Return each line of the material verbatim.

***** SOURCE MATERIAL *****

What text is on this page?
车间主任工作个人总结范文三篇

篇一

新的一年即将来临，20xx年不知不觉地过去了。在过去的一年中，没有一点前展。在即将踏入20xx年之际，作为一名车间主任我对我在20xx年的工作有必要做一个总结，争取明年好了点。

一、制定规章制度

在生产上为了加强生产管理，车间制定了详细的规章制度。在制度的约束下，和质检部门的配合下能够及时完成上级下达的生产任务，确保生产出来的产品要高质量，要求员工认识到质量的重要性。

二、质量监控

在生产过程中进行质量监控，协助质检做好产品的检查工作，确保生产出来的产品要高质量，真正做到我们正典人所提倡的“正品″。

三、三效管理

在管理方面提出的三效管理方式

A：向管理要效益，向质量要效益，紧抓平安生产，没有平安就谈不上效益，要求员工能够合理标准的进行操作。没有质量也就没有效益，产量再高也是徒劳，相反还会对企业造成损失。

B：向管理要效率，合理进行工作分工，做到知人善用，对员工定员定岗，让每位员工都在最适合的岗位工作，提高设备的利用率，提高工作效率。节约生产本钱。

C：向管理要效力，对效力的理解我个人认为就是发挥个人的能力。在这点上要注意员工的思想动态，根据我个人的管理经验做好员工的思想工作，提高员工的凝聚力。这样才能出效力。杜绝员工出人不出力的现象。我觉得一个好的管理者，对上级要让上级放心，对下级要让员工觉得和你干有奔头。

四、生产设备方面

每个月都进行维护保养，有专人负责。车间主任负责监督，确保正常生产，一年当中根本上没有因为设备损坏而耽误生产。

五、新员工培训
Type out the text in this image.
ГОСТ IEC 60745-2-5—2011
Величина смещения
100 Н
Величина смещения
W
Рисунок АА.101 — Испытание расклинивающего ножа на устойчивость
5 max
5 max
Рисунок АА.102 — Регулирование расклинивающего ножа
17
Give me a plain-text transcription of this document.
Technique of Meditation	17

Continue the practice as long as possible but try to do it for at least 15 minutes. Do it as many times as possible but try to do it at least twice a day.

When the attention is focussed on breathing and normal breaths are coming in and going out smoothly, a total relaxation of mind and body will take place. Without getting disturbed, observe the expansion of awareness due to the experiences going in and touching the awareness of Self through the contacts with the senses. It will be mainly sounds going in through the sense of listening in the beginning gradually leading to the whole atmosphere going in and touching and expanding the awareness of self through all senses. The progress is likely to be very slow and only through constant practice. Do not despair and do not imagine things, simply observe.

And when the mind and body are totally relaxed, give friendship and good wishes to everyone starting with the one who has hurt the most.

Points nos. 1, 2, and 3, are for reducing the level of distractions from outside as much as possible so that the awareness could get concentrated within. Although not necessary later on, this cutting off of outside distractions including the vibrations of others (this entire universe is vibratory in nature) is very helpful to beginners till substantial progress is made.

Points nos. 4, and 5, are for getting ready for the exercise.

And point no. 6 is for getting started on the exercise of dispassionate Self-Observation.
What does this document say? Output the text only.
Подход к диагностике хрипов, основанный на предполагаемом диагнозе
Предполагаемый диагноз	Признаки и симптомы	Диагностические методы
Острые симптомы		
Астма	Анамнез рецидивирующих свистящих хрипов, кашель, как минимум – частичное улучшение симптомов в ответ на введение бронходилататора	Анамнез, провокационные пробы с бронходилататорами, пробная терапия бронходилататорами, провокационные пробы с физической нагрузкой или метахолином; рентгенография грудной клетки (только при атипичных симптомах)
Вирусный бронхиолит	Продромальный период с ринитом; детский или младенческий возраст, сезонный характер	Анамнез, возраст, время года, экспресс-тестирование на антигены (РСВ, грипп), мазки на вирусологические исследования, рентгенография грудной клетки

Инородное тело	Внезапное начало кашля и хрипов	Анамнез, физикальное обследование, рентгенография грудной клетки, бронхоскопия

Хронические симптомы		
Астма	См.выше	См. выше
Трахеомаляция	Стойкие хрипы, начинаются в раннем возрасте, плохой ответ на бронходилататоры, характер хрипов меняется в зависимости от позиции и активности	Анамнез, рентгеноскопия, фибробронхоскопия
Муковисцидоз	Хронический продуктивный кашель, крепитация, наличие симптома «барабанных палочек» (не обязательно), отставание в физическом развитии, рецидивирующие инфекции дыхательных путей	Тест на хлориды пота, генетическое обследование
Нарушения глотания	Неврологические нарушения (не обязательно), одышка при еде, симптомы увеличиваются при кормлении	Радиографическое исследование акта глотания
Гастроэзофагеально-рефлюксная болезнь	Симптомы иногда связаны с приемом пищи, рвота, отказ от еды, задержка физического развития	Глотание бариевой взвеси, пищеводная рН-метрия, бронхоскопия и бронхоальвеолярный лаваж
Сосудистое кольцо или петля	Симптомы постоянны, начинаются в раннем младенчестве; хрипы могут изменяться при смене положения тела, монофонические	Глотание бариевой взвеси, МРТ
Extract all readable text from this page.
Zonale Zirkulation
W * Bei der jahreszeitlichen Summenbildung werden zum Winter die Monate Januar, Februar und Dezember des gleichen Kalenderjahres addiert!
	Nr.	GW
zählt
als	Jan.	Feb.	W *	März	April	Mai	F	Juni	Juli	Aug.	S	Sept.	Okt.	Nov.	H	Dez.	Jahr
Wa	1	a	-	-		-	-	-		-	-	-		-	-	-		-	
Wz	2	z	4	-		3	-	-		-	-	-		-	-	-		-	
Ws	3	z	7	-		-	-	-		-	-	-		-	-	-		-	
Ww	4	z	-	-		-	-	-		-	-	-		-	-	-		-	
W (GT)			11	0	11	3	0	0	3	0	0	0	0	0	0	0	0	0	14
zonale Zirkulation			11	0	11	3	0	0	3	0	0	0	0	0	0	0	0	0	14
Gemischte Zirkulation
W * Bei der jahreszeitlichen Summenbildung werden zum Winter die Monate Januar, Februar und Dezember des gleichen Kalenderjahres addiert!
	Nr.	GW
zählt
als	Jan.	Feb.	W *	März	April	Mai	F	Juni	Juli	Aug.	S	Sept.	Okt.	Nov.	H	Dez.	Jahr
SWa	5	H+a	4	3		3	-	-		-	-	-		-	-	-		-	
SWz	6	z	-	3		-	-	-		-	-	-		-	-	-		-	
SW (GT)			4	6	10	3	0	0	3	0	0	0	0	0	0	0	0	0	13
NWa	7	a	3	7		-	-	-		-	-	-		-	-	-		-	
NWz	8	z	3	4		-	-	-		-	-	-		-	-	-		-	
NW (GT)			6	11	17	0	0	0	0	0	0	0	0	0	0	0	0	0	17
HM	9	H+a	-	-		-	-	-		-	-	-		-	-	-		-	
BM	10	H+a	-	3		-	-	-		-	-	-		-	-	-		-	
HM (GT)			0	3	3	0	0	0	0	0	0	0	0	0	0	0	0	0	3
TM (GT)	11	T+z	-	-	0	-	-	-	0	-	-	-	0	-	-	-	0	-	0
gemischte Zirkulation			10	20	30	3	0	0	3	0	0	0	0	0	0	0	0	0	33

*****

= RESULT BELOW =
What text is on this page?
车间主任工作个人总结范文三篇

篇一

新的一年即将来临，20xx年不知不觉地过去了。在过去的一年中，没有一点前展。在即将踏入20xx年之际，作为一名车间主任我对我在20xx年的工作有必要做一个总结，争取明年好了点。

一、制定规章制度

在生产上为了加强生产管理，车间制定了详细的规章制度。在制度的约束下，和质检部门的配合下能够及时完成上级下达的生产任务，确保生产出来的产品要高质量，要求员工认识到质量的重要性。

二、质量监控

在生产过程中进行质量监控，协助质检做好产品的检查工作，确保生产出来的产品要高质量，真正做到我们正典人所提倡的“正品″。

三、三效管理

在管理方面提出的三效管理方式

A：向管理要效益，向质量要效益，紧抓平安生产，没有平安就谈不上效益，要求员工能够合理标准的进行操作。没有质量也就没有效益，产量再高也是徒劳，相反还会对企业造成损失。

B：向管理要效率，合理进行工作分工，做到知人善用，对员工定员定岗，让每位员工都在最适合的岗位工作，提高设备的利用率，提高工作效率。节约生产本钱。

C：向管理要效力，对效力的理解我个人认为就是发挥个人的能力。在这点上要注意员工的思想动态，根据我个人的管理经验做好员工的思想工作，提高员工的凝聚力。这样才能出效力。杜绝员工出人不出力的现象。我觉得一个好的管理者，对上级要让上级放心，对下级要让员工觉得和你干有奔头。

四、生产设备方面

每个月都进行维护保养，有专人负责。车间主任负责监督，确保正常生产，一年当中根本上没有因为设备损坏而耽误生产。

五、新员工培训
Type out the text in this image.
ГОСТ IEC 60745-2-5—2011
Величина смещения
100 Н
Величина смещения
W
Рисунок АА.101 — Испытание расклинивающего ножа на устойчивость
5 max
5 max
Рисунок АА.102 — Регулирование расклинивающего ножа
17
Give me a plain-text transcription of this document.
Technique of Meditation	17

Continue the practice as long as possible but try to do it for at least 15 minutes. Do it as many times as possible but try to do it at least twice a day.

When the attention is focussed on breathing and normal breaths are coming in and going out smoothly, a total relaxation of mind and body will take place. Without getting disturbed, observe the expansion of awareness due to the experiences going in and touching the awareness of Self through the contacts with the senses. It will be mainly sounds going in through the sense of listening in the beginning gradually leading to the whole atmosphere going in and touching and expanding the awareness of self through all senses. The progress is likely to be very slow and only through constant practice. Do not despair and do not imagine things, simply observe.

And when the mind and body are totally relaxed, give friendship and good wishes to everyone starting with the one who has hurt the most.

Points nos. 1, 2, and 3, are for reducing the level of distractions from outside as much as possible so that the awareness could get concentrated within. Although not necessary later on, this cutting off of outside distractions including the vibrations of others (this entire universe is vibratory in nature) is very helpful to beginners till substantial progress is made.

Points nos. 4, and 5, are for getting ready for the exercise.

And point no. 6 is for getting started on the exercise of dispassionate Self-Observation.
What does this document say? Output the text only.
Подход к диагностике хрипов, основанный на предполагаемом диагнозе
Предполагаемый диагноз	Признаки и симптомы	Диагностические методы
Острые симптомы		
Астма	Анамнез рецидивирующих свистящих хрипов, кашель, как минимум – частичное улучшение симптомов в ответ на введение бронходилататора	Анамнез, провокационные пробы с бронходилататорами, пробная терапия бронходилататорами, провокационные пробы с физической нагрузкой или метахолином; рентгенография грудной клетки (только при атипичных симптомах)
Вирусный бронхиолит	Продромальный период с ринитом; детский или младенческий возраст, сезонный характер	Анамнез, возраст, время года, экспресс-тестирование на антигены (РСВ, грипп), мазки на вирусологические исследования, рентгенография грудной клетки

Инородное тело	Внезапное начало кашля и хрипов	Анамнез, физикальное обследование, рентгенография грудной клетки, бронхоскопия

Хронические симптомы		
Астма	См.выше	См. выше
Трахеомаляция	Стойкие хрипы, начинаются в раннем возрасте, плохой ответ на бронходилататоры, характер хрипов меняется в зависимости от позиции и активности	Анамнез, рентгеноскопия, фибробронхоскопия
Муковисцидоз	Хронический продуктивный кашель, крепитация, наличие симптома «барабанных палочек» (не обязательно), отставание в физическом развитии, рецидивирующие инфекции дыхательных путей	Тест на хлориды пота, генетическое обследование
Нарушения глотания	Неврологические нарушения (не обязательно), одышка при еде, симптомы увеличиваются при кормлении	Радиографическое исследование акта глотания
Гастроэзофагеально-рефлюксная болезнь	Симптомы иногда связаны с приемом пищи, рвота, отказ от еды, задержка физического развития	Глотание бариевой взвеси, пищеводная рН-метрия, бронхоскопия и бронхоальвеолярный лаваж
Сосудистое кольцо или петля	Симптомы постоянны, начинаются в раннем младенчестве; хрипы могут изменяться при смене положения тела, монофонические	Глотание бариевой взвеси, МРТ
Extract all readable text from this page.
Zonale Zirkulation
W * Bei der jahreszeitlichen Summenbildung werden zum Winter die Monate Januar, Februar und Dezember des gleichen Kalenderjahres addiert!
	Nr.	GW
zählt
als	Jan.	Feb.	W *	März	April	Mai	F	Juni	Juli	Aug.	S	Sept.	Okt.	Nov.	H	Dez.	Jahr
Wa	1	a	-	-		-	-	-		-	-	-		-	-	-		-	
Wz	2	z	4	-		3	-	-		-	-	-		-	-	-		-	
Ws	3	z	7	-		-	-	-		-	-	-		-	-	-		-	
Ww	4	z	-	-		-	-	-		-	-	-		-	-	-		-	
W (GT)			11	0	11	3	0	0	3	0	0	0	0	0	0	0	0	0	14
zonale Zirkulation			11	0	11	3	0	0	3	0	0	0	0	0	0	0	0	0	14
Gemischte Zirkulation
W * Bei der jahreszeitlichen Summenbildung werden zum Winter die Monate Januar, Februar und Dezember des gleichen Kalenderjahres addiert!
	Nr.	GW
zählt
als	Jan.	Feb.	W *	März	April	Mai	F	Juni	Juli	Aug.	S	Sept.	Okt.	Nov.	H	Dez.	Jahr
SWa	5	H+a	4	3		3	-	-		-	-	-		-	-	-		-	
SWz	6	z	-	3		-	-	-		-	-	-		-	-	-		-	
SW (GT)			4	6	10	3	0	0	3	0	0	0	0	0	0	0	0	0	13
NWa	7	a	3	7		-	-	-		-	-	-		-	-	-		-	
NWz	8	z	3	4		-	-	-		-	-	-		-	-	-		-	
NW (GT)			6	11	17	0	0	0	0	0	0	0	0	0	0	0	0	0	17
HM	9	H+a	-	-		-	-	-		-	-	-		-	-	-		-	
BM	10	H+a	-	3		-	-	-		-	-	-		-	-	-		-	
HM (GT)			0	3	3	0	0	0	0	0	0	0	0	0	0	0	0	0	3
TM (GT)	11	T+z	-	-	0	-	-	-	0	-	-	-	0	-	-	-	0	-	0
gemischte Zirkulation			10	20	30	3	0	0	3	0	0	0	0	0	0	0	0	0	33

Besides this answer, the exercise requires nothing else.